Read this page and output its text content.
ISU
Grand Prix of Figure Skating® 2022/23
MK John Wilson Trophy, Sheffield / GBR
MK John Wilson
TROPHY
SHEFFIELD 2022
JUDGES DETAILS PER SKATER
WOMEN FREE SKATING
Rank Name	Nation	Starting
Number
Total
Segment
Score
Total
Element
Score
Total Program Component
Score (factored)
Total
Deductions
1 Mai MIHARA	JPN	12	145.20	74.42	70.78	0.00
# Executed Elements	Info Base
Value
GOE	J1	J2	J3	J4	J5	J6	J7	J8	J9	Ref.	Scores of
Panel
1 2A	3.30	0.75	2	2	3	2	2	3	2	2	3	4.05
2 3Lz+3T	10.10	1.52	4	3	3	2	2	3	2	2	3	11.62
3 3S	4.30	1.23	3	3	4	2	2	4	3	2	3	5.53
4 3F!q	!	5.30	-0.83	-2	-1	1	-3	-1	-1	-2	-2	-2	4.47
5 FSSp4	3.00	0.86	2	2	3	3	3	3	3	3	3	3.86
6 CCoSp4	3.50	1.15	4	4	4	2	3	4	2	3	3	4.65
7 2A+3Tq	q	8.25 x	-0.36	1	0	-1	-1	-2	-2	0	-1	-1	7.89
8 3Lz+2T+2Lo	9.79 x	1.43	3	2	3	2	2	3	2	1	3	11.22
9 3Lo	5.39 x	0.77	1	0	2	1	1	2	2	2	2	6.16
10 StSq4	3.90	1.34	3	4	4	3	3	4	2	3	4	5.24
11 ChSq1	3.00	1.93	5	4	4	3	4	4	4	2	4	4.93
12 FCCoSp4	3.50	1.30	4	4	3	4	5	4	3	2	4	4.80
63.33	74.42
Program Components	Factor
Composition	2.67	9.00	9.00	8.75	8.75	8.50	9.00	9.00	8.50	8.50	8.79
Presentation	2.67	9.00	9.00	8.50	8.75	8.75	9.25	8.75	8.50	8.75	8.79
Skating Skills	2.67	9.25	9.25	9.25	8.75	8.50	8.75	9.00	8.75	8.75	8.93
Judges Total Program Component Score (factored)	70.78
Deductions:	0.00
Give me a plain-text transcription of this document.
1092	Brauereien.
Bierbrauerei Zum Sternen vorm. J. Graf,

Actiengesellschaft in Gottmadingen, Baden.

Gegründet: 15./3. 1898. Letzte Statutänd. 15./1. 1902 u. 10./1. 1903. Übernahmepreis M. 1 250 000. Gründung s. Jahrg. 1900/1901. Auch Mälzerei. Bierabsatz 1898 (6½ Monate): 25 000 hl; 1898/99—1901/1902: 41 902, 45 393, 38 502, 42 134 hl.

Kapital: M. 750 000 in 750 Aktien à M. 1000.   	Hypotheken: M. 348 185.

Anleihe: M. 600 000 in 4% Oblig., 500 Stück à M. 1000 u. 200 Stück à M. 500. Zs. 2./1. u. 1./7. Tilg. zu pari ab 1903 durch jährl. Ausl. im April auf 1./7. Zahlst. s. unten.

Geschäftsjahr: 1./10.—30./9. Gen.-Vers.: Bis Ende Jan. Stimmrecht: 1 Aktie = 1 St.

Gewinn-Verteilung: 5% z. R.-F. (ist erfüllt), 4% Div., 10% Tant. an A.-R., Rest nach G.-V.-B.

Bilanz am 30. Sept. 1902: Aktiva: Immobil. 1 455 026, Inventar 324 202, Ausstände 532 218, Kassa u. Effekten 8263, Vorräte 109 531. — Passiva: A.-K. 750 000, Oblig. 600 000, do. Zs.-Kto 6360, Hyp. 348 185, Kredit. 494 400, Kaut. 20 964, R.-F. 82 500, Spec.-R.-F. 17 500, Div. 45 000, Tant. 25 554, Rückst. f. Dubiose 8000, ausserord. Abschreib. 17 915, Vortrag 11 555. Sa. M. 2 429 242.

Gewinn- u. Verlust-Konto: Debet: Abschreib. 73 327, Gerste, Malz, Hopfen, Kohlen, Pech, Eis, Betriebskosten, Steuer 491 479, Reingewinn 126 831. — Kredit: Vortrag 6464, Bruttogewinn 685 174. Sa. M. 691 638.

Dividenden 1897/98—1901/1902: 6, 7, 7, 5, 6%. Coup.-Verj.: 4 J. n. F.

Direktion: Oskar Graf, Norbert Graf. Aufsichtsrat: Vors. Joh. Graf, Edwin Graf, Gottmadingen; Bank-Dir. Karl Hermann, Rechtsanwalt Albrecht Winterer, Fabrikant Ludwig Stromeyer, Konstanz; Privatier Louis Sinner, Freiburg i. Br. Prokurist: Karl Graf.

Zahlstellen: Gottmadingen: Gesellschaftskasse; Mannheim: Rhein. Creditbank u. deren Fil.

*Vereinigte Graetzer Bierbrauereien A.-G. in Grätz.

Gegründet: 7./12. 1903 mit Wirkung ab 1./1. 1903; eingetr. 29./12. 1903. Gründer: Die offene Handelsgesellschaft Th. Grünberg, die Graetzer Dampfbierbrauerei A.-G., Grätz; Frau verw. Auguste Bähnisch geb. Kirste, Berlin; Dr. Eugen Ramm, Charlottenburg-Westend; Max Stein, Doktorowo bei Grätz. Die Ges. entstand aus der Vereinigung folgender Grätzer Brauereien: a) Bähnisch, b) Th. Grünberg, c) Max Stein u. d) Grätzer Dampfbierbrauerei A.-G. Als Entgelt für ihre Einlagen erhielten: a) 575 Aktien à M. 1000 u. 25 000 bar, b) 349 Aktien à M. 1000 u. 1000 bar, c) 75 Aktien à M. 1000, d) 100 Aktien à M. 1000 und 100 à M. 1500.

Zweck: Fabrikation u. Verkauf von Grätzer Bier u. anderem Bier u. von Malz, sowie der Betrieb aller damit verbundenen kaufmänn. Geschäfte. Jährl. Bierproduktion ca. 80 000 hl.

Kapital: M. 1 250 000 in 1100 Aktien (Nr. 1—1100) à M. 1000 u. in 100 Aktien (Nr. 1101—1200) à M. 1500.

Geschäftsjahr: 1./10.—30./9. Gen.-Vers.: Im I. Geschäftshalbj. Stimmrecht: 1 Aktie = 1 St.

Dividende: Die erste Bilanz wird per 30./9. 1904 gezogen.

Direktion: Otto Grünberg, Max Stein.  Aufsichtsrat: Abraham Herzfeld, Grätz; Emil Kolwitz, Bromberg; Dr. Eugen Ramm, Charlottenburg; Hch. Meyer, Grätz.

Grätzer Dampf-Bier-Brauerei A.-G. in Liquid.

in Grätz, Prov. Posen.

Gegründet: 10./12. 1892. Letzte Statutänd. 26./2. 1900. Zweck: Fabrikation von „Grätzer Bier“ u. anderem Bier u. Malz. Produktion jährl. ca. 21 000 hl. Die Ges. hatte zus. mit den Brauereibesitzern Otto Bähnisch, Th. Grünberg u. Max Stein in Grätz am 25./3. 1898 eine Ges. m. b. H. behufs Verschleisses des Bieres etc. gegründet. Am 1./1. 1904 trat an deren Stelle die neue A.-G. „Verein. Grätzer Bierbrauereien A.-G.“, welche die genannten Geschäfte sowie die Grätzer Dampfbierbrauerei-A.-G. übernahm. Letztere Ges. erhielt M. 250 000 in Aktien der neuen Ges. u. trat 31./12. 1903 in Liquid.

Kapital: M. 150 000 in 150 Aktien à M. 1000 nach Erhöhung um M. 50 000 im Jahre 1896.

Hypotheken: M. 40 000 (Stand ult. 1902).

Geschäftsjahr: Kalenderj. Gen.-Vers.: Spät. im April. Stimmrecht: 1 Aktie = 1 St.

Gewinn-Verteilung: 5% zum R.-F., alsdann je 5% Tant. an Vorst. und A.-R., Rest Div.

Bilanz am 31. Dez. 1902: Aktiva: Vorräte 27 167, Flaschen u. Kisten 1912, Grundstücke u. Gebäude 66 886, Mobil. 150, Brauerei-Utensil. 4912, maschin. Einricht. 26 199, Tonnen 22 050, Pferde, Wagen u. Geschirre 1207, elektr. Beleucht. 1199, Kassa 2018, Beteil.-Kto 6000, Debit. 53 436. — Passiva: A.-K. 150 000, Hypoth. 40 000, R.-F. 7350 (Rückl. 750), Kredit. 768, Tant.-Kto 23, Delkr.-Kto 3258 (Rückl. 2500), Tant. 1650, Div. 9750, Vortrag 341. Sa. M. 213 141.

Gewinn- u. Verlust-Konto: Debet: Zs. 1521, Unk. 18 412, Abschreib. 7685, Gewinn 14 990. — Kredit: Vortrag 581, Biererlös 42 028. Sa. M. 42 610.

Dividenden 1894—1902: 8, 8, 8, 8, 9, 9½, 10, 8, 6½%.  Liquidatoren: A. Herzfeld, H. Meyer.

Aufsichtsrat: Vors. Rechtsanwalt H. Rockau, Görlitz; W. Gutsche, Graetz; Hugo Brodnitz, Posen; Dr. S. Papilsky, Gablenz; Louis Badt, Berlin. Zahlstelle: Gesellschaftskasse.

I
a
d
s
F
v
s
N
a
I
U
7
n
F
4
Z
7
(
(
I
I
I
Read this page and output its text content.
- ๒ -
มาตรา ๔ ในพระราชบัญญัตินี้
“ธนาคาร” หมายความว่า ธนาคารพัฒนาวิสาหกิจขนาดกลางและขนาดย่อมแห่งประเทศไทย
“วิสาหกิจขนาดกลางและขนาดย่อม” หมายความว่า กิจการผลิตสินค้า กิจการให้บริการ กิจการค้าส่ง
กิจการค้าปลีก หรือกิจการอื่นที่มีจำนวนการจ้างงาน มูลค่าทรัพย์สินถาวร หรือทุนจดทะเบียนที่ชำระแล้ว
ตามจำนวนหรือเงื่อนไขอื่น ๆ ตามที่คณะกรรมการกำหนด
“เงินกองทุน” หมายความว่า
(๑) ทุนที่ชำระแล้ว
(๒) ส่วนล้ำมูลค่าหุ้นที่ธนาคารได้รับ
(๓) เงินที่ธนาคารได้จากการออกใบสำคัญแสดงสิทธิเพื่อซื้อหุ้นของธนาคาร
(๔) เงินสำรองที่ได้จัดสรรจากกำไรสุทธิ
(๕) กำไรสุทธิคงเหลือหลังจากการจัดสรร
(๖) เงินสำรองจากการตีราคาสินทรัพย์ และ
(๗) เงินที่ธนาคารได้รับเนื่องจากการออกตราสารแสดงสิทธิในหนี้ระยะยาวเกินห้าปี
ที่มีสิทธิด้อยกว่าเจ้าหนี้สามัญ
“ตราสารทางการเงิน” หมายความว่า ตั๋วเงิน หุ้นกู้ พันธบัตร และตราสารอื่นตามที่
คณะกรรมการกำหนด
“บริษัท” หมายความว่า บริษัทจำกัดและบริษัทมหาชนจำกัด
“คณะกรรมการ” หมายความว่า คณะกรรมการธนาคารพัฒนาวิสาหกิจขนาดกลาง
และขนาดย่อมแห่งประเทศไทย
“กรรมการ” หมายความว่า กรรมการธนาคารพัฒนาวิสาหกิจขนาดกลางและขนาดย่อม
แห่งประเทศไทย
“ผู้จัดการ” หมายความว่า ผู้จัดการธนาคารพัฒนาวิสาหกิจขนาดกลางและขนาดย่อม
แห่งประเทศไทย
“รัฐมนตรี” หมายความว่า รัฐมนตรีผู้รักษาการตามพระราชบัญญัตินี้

◆ REQUIREMENT ◆
Copy down every line of the entries containing the word "Verlust".

◆ EXERCISE ANSWER ◆
Gewinn- u. Verlust-Konto: Debet: Abschreib. 73 327, Gerste, Malz, Hopfen, Kohlen, Pech, Eis, Betriebskosten, Steuer 491 479, Reingewinn 126 831. — Kredit: Vortrag 6464, Bruttogewinn 685 174. Sa. M. 691 638.
Gewinn- u. Verlust-Konto: Debet: Zs. 1521, Unk. 18 412, Abschreib. 7685, Gewinn 14 990. — Kredit: Vortrag 581, Biererlös 42 028. Sa. M. 42 610.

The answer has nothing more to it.